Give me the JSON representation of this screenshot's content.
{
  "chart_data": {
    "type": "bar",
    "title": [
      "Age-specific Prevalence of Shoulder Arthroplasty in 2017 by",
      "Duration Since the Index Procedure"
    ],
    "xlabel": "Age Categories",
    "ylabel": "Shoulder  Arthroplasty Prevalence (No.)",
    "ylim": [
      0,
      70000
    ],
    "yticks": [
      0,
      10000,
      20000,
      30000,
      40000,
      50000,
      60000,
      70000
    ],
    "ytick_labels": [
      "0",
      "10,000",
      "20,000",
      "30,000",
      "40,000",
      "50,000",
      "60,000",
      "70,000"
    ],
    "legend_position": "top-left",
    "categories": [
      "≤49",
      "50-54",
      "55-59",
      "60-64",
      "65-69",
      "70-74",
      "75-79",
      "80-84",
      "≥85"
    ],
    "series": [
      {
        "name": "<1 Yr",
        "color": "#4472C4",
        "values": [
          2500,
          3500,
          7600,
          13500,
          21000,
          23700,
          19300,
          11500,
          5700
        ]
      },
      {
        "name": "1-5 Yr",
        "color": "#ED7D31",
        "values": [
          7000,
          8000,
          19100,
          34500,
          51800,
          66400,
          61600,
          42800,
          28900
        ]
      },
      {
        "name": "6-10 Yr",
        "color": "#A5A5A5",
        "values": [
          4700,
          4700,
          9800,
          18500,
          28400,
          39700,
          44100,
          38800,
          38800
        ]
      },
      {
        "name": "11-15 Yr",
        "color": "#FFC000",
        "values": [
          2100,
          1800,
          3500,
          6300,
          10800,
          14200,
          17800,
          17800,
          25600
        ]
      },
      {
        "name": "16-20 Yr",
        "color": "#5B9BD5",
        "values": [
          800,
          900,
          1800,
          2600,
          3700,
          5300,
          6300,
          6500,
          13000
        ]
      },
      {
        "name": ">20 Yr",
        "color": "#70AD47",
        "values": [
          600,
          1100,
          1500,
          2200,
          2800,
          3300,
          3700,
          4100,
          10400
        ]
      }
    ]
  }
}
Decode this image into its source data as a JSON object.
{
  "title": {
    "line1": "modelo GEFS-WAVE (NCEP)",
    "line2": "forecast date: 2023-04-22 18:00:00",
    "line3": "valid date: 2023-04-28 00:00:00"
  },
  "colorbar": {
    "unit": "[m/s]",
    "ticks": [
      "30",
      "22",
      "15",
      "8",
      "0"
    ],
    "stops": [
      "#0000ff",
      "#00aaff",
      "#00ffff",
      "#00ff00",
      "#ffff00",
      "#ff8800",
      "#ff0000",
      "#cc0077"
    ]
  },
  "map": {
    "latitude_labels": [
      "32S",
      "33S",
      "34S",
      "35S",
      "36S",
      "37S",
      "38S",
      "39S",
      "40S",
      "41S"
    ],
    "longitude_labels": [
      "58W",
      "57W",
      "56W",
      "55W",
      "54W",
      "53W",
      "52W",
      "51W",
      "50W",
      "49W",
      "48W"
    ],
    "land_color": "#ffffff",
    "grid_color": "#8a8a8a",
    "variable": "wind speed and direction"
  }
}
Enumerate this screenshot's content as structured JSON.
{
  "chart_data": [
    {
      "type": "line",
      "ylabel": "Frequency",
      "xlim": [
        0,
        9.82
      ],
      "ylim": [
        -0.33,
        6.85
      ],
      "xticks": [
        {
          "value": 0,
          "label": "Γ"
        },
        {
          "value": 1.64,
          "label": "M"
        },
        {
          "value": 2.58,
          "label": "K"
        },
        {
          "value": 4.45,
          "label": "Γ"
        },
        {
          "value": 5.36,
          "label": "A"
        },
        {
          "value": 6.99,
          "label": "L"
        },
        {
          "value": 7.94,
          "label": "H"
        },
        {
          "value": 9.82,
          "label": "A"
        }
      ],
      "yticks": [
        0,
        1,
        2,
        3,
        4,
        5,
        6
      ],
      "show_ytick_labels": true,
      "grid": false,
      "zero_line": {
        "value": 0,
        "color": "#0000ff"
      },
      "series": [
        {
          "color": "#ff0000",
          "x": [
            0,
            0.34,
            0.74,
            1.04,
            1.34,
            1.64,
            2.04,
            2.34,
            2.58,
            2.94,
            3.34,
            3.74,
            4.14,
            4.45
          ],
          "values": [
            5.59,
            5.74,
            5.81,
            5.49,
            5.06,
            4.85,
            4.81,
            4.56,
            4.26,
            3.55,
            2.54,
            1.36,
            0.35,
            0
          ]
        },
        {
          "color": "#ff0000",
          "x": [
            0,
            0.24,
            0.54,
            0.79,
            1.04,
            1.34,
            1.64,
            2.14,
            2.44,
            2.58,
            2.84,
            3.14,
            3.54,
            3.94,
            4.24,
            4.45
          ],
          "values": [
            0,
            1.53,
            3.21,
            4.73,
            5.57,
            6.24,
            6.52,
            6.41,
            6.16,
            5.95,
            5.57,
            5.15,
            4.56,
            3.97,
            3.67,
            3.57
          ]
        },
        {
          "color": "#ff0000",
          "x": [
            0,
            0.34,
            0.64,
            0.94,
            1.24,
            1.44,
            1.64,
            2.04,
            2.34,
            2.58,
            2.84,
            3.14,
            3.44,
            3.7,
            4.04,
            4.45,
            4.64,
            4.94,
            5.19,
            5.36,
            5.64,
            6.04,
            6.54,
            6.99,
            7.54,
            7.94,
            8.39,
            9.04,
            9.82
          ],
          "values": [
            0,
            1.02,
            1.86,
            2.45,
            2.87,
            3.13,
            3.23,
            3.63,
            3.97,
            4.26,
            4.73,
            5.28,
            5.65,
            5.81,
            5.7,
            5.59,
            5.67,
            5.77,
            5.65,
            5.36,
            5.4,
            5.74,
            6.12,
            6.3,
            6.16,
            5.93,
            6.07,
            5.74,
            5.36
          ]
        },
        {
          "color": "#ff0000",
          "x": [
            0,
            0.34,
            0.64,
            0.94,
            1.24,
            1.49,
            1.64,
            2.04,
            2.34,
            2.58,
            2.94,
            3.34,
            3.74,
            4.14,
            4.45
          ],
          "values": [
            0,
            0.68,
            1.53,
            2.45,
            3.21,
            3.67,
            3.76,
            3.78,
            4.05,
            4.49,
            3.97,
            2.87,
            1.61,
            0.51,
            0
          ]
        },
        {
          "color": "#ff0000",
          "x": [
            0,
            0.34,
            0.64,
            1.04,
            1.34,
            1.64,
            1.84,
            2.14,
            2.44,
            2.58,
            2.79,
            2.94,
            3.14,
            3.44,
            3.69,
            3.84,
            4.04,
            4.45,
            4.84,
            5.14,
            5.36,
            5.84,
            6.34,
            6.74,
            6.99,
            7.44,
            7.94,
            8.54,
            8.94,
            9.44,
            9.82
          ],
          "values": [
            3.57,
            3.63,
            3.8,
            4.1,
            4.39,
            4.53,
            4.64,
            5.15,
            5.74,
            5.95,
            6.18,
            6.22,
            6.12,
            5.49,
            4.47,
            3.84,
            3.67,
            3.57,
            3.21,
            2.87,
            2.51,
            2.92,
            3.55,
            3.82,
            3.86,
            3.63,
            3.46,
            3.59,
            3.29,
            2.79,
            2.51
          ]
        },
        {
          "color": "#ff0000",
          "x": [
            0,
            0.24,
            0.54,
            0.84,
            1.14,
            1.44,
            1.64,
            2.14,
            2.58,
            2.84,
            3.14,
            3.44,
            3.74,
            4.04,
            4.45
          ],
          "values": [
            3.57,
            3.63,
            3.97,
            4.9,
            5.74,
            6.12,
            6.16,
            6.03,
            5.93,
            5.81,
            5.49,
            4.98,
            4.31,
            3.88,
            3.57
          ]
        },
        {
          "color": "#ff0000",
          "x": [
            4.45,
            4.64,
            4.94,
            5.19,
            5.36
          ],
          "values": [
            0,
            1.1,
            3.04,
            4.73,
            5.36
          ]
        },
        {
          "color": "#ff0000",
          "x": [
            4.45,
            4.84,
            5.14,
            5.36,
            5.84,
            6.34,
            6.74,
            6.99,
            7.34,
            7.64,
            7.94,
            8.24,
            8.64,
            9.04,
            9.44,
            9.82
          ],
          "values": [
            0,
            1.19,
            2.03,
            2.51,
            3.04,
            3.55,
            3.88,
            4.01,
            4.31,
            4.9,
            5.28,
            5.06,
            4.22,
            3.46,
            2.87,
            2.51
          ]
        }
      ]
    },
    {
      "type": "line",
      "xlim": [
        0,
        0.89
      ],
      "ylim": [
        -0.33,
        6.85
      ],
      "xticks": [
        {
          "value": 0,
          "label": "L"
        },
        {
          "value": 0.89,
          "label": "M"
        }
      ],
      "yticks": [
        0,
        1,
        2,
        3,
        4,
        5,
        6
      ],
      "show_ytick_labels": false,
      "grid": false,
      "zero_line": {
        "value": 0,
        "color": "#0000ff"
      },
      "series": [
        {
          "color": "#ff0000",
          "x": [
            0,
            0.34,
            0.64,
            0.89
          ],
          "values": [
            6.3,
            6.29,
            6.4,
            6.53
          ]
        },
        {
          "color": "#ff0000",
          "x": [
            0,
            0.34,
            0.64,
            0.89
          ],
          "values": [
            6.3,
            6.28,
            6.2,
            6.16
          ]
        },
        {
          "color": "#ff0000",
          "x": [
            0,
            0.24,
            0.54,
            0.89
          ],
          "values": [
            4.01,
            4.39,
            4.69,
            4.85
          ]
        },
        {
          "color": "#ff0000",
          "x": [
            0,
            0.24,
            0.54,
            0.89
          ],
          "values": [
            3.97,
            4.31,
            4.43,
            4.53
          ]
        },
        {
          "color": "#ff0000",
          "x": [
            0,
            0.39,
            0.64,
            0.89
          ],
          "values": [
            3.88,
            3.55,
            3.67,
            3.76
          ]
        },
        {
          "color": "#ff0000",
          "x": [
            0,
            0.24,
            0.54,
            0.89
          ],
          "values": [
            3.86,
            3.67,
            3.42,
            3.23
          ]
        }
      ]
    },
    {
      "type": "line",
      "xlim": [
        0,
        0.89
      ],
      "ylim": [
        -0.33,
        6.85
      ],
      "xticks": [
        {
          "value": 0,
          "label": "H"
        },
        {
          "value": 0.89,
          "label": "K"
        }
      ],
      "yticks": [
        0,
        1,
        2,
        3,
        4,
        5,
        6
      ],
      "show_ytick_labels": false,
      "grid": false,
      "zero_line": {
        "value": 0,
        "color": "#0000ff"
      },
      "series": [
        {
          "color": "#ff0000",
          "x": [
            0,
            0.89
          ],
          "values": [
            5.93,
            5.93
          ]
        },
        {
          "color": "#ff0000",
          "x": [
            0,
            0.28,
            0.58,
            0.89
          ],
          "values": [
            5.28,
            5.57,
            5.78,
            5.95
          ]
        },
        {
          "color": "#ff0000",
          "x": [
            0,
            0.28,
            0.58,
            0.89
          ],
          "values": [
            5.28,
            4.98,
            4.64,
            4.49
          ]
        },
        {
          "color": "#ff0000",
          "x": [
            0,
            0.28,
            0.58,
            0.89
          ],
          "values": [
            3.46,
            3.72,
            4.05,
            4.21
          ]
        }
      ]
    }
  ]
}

EXERCISE REQUIREMENTS =>
List every line above containing the word "content".

EXERCISE SOLUTION =>
Give me the JSON representation of this screenshot's content.
Enumerate this screenshot's content as structured JSON.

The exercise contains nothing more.